==== MATERIAL PROVIDED ====

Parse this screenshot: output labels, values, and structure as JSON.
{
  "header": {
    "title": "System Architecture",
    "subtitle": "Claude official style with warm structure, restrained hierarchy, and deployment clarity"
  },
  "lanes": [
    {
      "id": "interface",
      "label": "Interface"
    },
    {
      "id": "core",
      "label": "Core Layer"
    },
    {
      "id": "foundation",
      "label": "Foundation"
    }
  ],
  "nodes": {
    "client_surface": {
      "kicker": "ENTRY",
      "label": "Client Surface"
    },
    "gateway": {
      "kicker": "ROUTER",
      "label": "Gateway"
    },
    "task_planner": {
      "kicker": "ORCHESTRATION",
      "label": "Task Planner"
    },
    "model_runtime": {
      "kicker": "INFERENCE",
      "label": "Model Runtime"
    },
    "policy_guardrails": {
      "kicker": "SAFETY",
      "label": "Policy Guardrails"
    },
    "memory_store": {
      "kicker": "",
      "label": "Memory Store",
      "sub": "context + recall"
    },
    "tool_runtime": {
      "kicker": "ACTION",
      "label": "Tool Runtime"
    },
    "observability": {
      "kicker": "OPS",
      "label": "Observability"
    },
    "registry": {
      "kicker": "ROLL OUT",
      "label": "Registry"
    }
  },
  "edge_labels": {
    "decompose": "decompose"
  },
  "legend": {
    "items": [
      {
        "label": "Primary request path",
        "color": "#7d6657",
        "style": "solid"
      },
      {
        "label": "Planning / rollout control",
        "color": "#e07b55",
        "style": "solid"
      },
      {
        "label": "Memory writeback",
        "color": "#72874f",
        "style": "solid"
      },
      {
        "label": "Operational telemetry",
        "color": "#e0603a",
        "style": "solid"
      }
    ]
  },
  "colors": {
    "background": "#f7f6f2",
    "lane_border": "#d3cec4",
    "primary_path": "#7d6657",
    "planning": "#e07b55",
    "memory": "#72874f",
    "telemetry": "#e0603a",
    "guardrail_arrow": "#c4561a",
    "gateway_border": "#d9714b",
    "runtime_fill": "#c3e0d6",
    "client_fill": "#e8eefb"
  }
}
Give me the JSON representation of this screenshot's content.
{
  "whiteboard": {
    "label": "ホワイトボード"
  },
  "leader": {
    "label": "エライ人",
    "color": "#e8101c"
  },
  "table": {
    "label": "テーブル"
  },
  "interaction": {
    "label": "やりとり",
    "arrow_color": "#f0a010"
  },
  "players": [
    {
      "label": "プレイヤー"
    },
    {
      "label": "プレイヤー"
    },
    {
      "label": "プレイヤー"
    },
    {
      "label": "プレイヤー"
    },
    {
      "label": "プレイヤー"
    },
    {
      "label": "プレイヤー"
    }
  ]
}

====

*TASK PROMPT*. Quote the whole listing above, leaving nothing out.

*FULL ANSWER*.
Parse this screenshot: output labels, values, and structure as JSON.
{
  "header": {
    "title": "System Architecture",
    "subtitle": "Claude official style with warm structure, restrained hierarchy, and deployment clarity"
  },
  "lanes": [
    {
      "id": "interface",
      "label": "Interface"
    },
    {
      "id": "core",
      "label": "Core Layer"
    },
    {
      "id": "foundation",
      "label": "Foundation"
    }
  ],
  "nodes": {
    "client_surface": {
      "kicker": "ENTRY",
      "label": "Client Surface"
    },
    "gateway": {
      "kicker": "ROUTER",
      "label": "Gateway"
    },
    "task_planner": {
      "kicker": "ORCHESTRATION",
      "label": "Task Planner"
    },
    "model_runtime": {
      "kicker": "INFERENCE",
      "label": "Model Runtime"
    },
    "policy_guardrails": {
      "kicker": "SAFETY",
      "label": "Policy Guardrails"
    },
    "memory_store": {
      "kicker": "",
      "label": "Memory Store",
      "sub": "context + recall"
    },
    "tool_runtime": {
      "kicker": "ACTION",
      "label": "Tool Runtime"
    },
    "observability": {
      "kicker": "OPS",
      "label": "Observability"
    },
    "registry": {
      "kicker": "ROLL OUT",
      "label": "Registry"
    }
  },
  "edge_labels": {
    "decompose": "decompose"
  },
  "legend": {
    "items": [
      {
        "label": "Primary request path",
        "color": "#7d6657",
        "style": "solid"
      },
      {
        "label": "Planning / rollout control",
        "color": "#e07b55",
        "style": "solid"
      },
      {
        "label": "Memory writeback",
        "color": "#72874f",
        "style": "solid"
      },
      {
        "label": "Operational telemetry",
        "color": "#e0603a",
        "style": "solid"
      }
    ]
  },
  "colors": {
    "background": "#f7f6f2",
    "lane_border": "#d3cec4",
    "primary_path": "#7d6657",
    "planning": "#e07b55",
    "memory": "#72874f",
    "telemetry": "#e0603a",
    "guardrail_arrow": "#c4561a",
    "gateway_border": "#d9714b",
    "runtime_fill": "#c3e0d6",
    "client_fill": "#e8eefb"
  }
}
Give me the JSON representation of this screenshot's content.
{
  "whiteboard": {
    "label": "ホワイトボード"
  },
  "leader": {
    "label": "エライ人",
    "color": "#e8101c"
  },
  "table": {
    "label": "テーブル"
  },
  "interaction": {
    "label": "やりとり",
    "arrow_color": "#f0a010"
  },
  "players": [
    {
      "label": "プレイヤー"
    },
    {
      "label": "プレイヤー"
    },
    {
      "label": "プレイヤー"
    },
    {
      "label": "プレイヤー"
    },
    {
      "label": "プレイヤー"
    },
    {
      "label": "プレイヤー"
    }
  ]
}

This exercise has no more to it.